ESTRATTO DELLA PAGINA:
⟨

Le tensioni globali spingono le grandi imprese a ridurre gli investimenti pianificati. I risultati di un sondaggio di Willis Towers Watson e Oxford Analytica.
A causa delle crescenti instabilità geopolitiche che stanno causando un incremento dell’esposizione ai rischi politici, il 55% delle società con un utile annuo maggiore di 1 miliardo di dollari ha registrato almeno una perdita superiore ai 100 milioni di dollari legata proprio ai rischi politici. È quanto emerge da un sondaggio condotto da Willis Towers Watson e Oxford Analytica, che hanno intervistato i senior executive di oltre 40 aziende a livello globale (la maggioranza era costituita da aziende presenti sulla Forbes Global 500 e principalmente basate in Nord America, Europa e Giappone) in differenti settori di attività, per analizzare la loro risposta all’instabilità politica globale attuale.

⟩

SEZIONE DATI:
⟨

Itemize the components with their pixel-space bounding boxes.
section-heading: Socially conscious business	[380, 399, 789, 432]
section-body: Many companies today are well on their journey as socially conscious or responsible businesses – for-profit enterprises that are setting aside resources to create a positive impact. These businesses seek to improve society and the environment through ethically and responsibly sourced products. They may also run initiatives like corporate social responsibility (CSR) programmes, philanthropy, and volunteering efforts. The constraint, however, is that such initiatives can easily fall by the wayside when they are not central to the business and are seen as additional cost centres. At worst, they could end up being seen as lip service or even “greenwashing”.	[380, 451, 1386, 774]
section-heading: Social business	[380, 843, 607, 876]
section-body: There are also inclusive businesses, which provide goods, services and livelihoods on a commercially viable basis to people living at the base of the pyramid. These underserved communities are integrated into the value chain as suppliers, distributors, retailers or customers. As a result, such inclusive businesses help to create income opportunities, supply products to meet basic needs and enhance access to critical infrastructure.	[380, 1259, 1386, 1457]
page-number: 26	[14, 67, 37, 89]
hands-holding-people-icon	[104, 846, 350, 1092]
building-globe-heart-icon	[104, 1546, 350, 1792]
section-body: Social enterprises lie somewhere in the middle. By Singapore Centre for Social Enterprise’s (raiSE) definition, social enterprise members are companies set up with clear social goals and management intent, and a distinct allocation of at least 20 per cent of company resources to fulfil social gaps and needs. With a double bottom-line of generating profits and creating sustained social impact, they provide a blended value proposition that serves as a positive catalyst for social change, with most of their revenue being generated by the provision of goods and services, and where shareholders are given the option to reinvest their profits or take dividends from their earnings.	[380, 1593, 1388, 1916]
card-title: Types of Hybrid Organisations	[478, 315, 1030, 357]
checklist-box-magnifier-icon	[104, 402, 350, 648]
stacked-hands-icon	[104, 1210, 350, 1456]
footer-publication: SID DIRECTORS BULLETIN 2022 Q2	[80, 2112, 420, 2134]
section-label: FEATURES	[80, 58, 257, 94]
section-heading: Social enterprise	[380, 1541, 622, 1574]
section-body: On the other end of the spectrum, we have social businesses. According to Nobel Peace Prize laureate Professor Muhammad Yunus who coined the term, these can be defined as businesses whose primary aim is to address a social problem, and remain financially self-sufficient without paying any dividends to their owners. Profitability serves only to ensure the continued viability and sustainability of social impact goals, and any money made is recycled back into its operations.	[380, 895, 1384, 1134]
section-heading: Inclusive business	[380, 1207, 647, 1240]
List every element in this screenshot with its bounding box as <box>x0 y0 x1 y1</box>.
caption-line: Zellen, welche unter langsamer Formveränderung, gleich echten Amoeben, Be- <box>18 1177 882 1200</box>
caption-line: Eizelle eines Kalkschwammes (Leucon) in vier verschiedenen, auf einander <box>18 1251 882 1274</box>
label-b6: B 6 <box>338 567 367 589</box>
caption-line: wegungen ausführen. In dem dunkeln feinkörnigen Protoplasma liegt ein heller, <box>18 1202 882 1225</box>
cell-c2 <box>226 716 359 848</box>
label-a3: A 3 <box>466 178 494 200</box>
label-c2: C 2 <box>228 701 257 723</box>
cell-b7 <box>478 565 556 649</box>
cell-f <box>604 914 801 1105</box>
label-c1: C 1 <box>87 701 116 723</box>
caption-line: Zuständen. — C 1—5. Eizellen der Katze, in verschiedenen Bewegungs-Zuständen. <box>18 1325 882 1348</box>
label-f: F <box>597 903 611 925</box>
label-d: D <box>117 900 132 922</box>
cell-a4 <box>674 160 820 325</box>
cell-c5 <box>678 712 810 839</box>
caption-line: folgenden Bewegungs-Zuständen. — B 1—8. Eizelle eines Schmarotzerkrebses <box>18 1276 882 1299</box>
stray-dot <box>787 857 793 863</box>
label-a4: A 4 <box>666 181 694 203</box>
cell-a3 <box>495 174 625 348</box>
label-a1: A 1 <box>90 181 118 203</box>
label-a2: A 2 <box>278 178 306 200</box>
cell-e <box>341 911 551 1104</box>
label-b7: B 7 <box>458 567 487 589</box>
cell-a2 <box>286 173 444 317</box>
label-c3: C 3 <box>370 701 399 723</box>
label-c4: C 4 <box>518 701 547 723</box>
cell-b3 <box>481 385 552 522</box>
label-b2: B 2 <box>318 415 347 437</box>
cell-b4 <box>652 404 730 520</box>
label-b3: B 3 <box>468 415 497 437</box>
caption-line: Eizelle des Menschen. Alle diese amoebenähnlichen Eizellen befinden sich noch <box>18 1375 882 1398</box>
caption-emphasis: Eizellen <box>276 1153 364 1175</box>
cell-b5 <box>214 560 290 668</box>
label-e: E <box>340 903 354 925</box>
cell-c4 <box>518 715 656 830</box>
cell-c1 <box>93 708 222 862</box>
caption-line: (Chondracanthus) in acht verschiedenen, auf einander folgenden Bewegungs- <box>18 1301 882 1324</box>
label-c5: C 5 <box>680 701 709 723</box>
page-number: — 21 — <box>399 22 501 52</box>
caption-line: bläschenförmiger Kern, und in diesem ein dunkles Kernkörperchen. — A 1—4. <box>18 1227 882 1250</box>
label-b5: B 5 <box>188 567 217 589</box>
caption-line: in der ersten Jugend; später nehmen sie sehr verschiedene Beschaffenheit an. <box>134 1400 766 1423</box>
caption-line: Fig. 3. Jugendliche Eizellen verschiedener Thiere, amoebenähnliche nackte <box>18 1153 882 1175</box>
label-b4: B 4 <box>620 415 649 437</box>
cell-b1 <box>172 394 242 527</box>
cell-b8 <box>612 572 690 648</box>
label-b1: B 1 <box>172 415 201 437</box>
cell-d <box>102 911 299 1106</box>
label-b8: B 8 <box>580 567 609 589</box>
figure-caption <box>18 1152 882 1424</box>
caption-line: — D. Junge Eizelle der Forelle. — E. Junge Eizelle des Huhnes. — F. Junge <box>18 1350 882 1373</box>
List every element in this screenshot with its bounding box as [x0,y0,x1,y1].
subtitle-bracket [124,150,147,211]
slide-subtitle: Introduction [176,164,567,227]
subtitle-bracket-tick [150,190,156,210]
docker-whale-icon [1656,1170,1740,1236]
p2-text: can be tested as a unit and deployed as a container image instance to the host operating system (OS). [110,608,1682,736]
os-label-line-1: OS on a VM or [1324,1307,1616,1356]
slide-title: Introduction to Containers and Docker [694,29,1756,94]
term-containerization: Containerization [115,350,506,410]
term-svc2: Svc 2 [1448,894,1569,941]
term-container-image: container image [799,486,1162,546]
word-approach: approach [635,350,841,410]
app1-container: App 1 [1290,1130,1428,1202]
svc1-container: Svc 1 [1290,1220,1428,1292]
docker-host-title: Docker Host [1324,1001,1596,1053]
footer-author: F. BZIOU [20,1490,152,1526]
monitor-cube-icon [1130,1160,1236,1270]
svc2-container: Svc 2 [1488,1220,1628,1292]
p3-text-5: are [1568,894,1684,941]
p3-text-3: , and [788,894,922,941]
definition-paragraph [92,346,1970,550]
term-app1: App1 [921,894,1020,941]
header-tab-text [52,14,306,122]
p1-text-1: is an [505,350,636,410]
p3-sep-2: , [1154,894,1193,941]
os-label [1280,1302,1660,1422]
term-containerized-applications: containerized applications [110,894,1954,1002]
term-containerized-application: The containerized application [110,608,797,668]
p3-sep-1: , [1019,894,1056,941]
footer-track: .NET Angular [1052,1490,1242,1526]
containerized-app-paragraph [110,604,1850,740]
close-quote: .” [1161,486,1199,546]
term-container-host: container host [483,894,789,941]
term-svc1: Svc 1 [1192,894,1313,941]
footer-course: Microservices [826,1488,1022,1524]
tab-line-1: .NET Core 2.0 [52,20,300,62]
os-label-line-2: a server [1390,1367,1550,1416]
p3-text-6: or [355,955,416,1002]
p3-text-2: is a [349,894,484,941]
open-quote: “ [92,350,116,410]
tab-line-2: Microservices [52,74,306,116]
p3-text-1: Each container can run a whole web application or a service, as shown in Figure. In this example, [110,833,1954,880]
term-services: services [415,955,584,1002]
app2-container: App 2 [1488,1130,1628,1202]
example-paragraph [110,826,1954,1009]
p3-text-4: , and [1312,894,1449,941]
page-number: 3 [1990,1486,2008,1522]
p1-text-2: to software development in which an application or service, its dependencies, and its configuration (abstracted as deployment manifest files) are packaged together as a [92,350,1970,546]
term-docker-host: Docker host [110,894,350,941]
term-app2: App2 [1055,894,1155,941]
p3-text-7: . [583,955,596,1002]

⟩

ISTRUZIONI:
1 – Traduci in inglese questa frase dell'articolo sui rischi politici: «Le tensioni globali spingono le grandi imprese a ridurre gli investimenti pianificati.»
2 – Riprendi l'articolo sui rischi politici e scrivi il seguito, partendo dopo la sua ultima frase.
Le voci sono materiale a sé, distinto dall'articolo.

RISPOSTE:
1 – Global tensions are pushing large companies to cut back on planned investments.

2 –
Il sondaggio ha evidenziato che il 60% delle aziende ha individuato nei tassi di cambio la principale perdita da rischi politici, seguita dalla violenza politica (48%) e dagli embarghi sull’import/export (40%), che le principali minacce geopolitiche sono state rappresentate dalle politiche sanzionatorie americane, dalle crisi sui mercati emergenti, dal protezionismo e dalle guerre sui dazi, oltre che dal populismo e dal nazionalismo, che se Russia e Vietnam sono stati citati più frequentemente come i paesi in cui si sono verificate le perdite, se ne sono registrate anche in Europa, America Latina, Asia-Pacifico, Africa e Medio Oriente.
Inoltre, il 60% degli intervistati ha affermato che i livelli dei rischi politici sono cresciuti dallo scorso anno e quasi il 70% ha dichiarato di aver dovuto ridurre l’operatività in almeno un paese come risultato diretto delle preoccupazioni per i rischi politici. Oltre il 70% ha anche segnalato di aver ridotto gli investimenti pianificati come risultato diretto delle preoccupazioni per i rischi politici.
Le aziende di maggiori dimensioni sono state quelle che più frequentemente hanno fatto riscorso a strategie di esclusione: tra le aziende con utili superiori a 1 miliardo di dollari, l’82% ha dichiarato di aver ridotto gli investimenti e l’86% di aver evitato investimenti futuri. Le aziende hanno ridotto gli investimenti soprattutto in Nigeria, Iran, Russia e Venezuela.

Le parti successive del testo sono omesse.